Part of a data file:
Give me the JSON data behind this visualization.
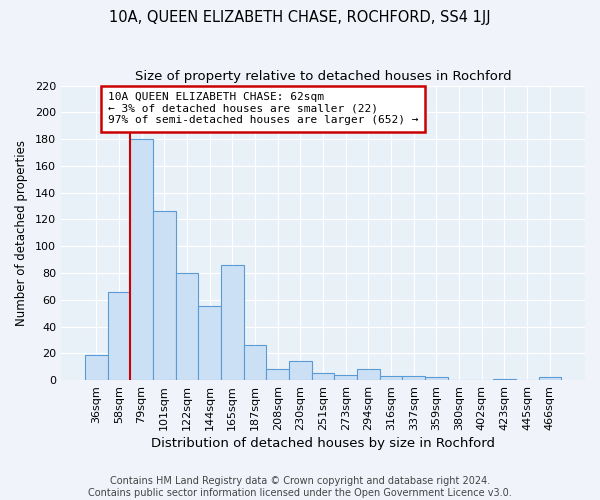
{
  "title": "10A, QUEEN ELIZABETH CHASE, ROCHFORD, SS4 1JJ",
  "subtitle": "Size of property relative to detached houses in Rochford",
  "xlabel": "Distribution of detached houses by size in Rochford",
  "ylabel": "Number of detached properties",
  "categories": [
    "36sqm",
    "58sqm",
    "79sqm",
    "101sqm",
    "122sqm",
    "144sqm",
    "165sqm",
    "187sqm",
    "208sqm",
    "230sqm",
    "251sqm",
    "273sqm",
    "294sqm",
    "316sqm",
    "337sqm",
    "359sqm",
    "380sqm",
    "402sqm",
    "423sqm",
    "445sqm",
    "466sqm"
  ],
  "values": [
    19,
    66,
    180,
    126,
    80,
    55,
    86,
    26,
    8,
    14,
    5,
    4,
    8,
    3,
    3,
    2,
    0,
    0,
    1,
    0,
    2
  ],
  "bar_color": "#cce0f5",
  "bar_edge_color": "#5b9bd5",
  "red_line_x": 1.5,
  "annotation_text": "10A QUEEN ELIZABETH CHASE: 62sqm\n← 3% of detached houses are smaller (22)\n97% of semi-detached houses are larger (652) →",
  "annotation_box_color": "white",
  "annotation_box_edge_color": "#cc0000",
  "ylim": [
    0,
    220
  ],
  "yticks": [
    0,
    20,
    40,
    60,
    80,
    100,
    120,
    140,
    160,
    180,
    200,
    220
  ],
  "footer": "Contains HM Land Registry data © Crown copyright and database right 2024.\nContains public sector information licensed under the Open Government Licence v3.0.",
  "background_color": "#f0f4fa",
  "plot_bg_color": "#e8f0f8",
  "title_fontsize": 10.5,
  "subtitle_fontsize": 9.5,
  "xlabel_fontsize": 9.5,
  "ylabel_fontsize": 8.5,
  "footer_fontsize": 7,
  "tick_fontsize": 8,
  "annot_fontsize": 8
}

SHORT PROBLEM:
Pictures in the records above are not copied; print everything else exactly.

WRITTEN REPLY:
Give me the JSON data behind this visualization.
{
  "title": "10A, QUEEN ELIZABETH CHASE, ROCHFORD, SS4 1JJ",
  "subtitle": "Size of property relative to detached houses in Rochford",
  "xlabel": "Distribution of detached houses by size in Rochford",
  "ylabel": "Number of detached properties",
  "categories": [
    "36sqm",
    "58sqm",
    "79sqm",
    "101sqm",
    "122sqm",
    "144sqm",
    "165sqm",
    "187sqm",
    "208sqm",
    "230sqm",
    "251sqm",
    "273sqm",
    "294sqm",
    "316sqm",
    "337sqm",
    "359sqm",
    "380sqm",
    "402sqm",
    "423sqm",
    "445sqm",
    "466sqm"
  ],
  "values": [
    19,
    66,
    180,
    126,
    80,
    55,
    86,
    26,
    8,
    14,
    5,
    4,
    8,
    3,
    3,
    2,
    0,
    0,
    1,
    0,
    2
  ],
  "bar_color": "#cce0f5",
  "bar_edge_color": "#5b9bd5",
  "red_line_x": 1.5,
  "annotation_text": "10A QUEEN ELIZABETH CHASE: 62sqm\n← 3% of detached houses are smaller (22)\n97% of semi-detached houses are larger (652) →",
  "annotation_box_color": "white",
  "annotation_box_edge_color": "#cc0000",
  "ylim": [
    0,
    220
  ],
  "yticks": [
    0,
    20,
    40,
    60,
    80,
    100,
    120,
    140,
    160,
    180,
    200,
    220
  ],
  "footer": "Contains HM Land Registry data © Crown copyright and database right 2024.\nContains public sector information licensed under the Open Government Licence v3.0.",
  "background_color": "#f0f4fa",
  "plot_bg_color": "#e8f0f8",
  "title_fontsize": 10.5,
  "subtitle_fontsize": 9.5,
  "xlabel_fontsize": 9.5,
  "ylabel_fontsize": 8.5,
  "footer_fontsize": 7,
  "tick_fontsize": 8,
  "annot_fontsize": 8
}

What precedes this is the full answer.